EXTRACTED MATERIAL »
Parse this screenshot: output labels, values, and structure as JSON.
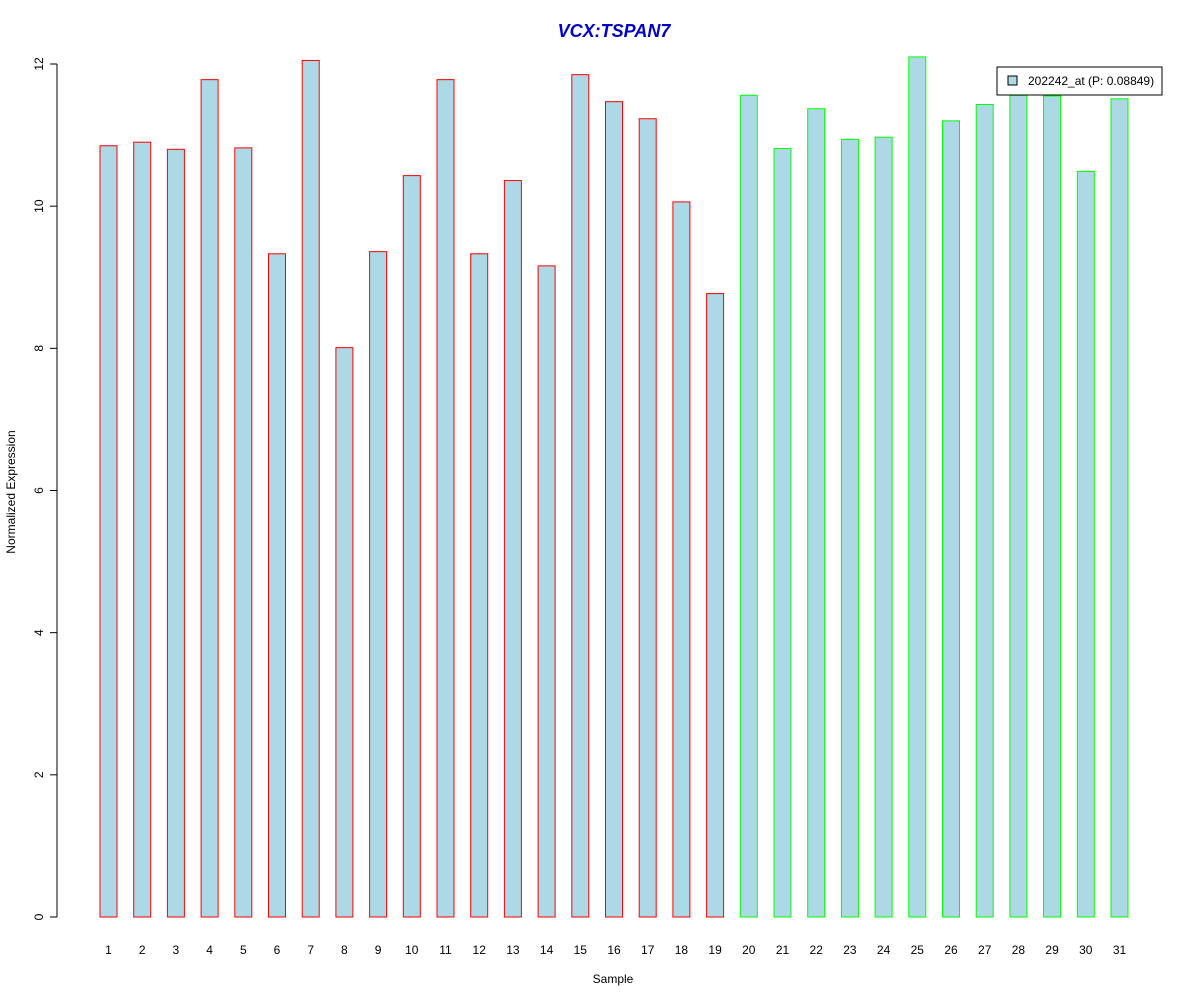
{
  "chart_data": {
    "type": "bar",
    "title": "VCX:TSPAN7",
    "xlabel": "Sample",
    "ylabel": "Normalized Expression",
    "ylim": [
      0,
      12
    ],
    "yticks": [
      "0",
      "2",
      "4",
      "6",
      "8",
      "10",
      "12"
    ],
    "categories": [
      "1",
      "2",
      "3",
      "4",
      "5",
      "6",
      "7",
      "8",
      "9",
      "10",
      "11",
      "12",
      "13",
      "14",
      "15",
      "16",
      "17",
      "18",
      "19",
      "20",
      "21",
      "22",
      "23",
      "24",
      "25",
      "26",
      "27",
      "28",
      "29",
      "30",
      "31"
    ],
    "values": [
      10.85,
      10.9,
      10.8,
      11.78,
      10.82,
      9.33,
      12.05,
      8.01,
      9.36,
      10.43,
      11.78,
      9.33,
      10.36,
      9.16,
      11.85,
      11.47,
      11.23,
      10.06,
      8.77,
      11.56,
      10.81,
      11.37,
      10.94,
      10.97,
      12.1,
      11.2,
      11.43,
      11.56,
      11.55,
      10.49,
      11.51
    ],
    "fill_color": "#add8e6",
    "group_outline_colors": [
      "#ff0000",
      "#ff0000",
      "#ff0000",
      "#ff0000",
      "#ff0000",
      "#ff0000",
      "#ff0000",
      "#ff0000",
      "#ff0000",
      "#ff0000",
      "#ff0000",
      "#ff0000",
      "#ff0000",
      "#ff0000",
      "#ff0000",
      "#ff0000",
      "#ff0000",
      "#ff0000",
      "#ff0000",
      "#00ff00",
      "#00ff00",
      "#00ff00",
      "#00ff00",
      "#00ff00",
      "#00ff00",
      "#00ff00",
      "#00ff00",
      "#00ff00",
      "#00ff00",
      "#00ff00",
      "#00ff00"
    ],
    "title_color": "#0000cd",
    "legend": {
      "placement": "top-right",
      "label": "202242_at (P: 0.08849)",
      "swatch_color": "#add8e6"
    },
    "grid": false
  }
}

GOAL » In the entries above, identify every line with the word "values". Copy those lines.

TASK SOLUTION »
Parse this screenshot: output labels, values, and structure as JSON.
    "values": [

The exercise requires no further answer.